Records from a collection
════

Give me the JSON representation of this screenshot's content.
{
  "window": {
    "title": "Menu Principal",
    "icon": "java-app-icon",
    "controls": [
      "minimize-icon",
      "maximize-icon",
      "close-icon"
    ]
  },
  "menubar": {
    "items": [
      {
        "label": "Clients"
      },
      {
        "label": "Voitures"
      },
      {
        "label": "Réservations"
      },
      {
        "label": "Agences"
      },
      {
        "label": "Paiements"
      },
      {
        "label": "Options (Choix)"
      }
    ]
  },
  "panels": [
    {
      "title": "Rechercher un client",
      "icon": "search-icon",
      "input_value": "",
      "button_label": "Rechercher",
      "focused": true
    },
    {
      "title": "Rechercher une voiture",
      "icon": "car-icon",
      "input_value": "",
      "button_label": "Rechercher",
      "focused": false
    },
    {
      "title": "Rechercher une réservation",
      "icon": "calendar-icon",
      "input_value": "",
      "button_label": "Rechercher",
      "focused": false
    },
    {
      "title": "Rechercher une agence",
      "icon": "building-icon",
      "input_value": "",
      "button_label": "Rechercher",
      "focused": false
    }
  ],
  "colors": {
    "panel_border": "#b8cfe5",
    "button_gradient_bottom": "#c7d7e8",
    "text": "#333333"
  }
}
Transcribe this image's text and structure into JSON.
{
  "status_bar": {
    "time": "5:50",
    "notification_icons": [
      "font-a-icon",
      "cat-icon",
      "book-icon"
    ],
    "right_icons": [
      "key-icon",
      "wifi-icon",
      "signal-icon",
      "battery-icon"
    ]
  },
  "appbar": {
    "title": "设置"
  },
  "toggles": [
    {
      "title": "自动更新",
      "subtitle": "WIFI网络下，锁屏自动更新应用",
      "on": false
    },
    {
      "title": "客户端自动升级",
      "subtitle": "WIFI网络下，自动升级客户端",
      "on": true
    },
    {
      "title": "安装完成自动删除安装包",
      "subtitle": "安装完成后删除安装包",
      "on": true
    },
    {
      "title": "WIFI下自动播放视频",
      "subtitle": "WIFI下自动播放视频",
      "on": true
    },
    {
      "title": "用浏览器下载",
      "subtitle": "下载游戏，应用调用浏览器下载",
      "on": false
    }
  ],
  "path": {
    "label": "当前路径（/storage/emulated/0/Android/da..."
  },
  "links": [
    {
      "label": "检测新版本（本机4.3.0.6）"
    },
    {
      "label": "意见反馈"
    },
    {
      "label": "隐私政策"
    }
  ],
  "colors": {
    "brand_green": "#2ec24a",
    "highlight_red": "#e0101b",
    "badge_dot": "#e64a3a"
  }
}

════

__Exercise directions__
Identify the lines above with the word "subtitle". Copy them.

__Complete output__
      "subtitle": "WIFI网络下，锁屏自动更新应用",
      "subtitle": "WIFI网络下，自动升级客户端",
      "subtitle": "安装完成后删除安装包",
      "subtitle": "WIFI下自动播放视频",
      "subtitle": "下载游戏，应用调用浏览器下载",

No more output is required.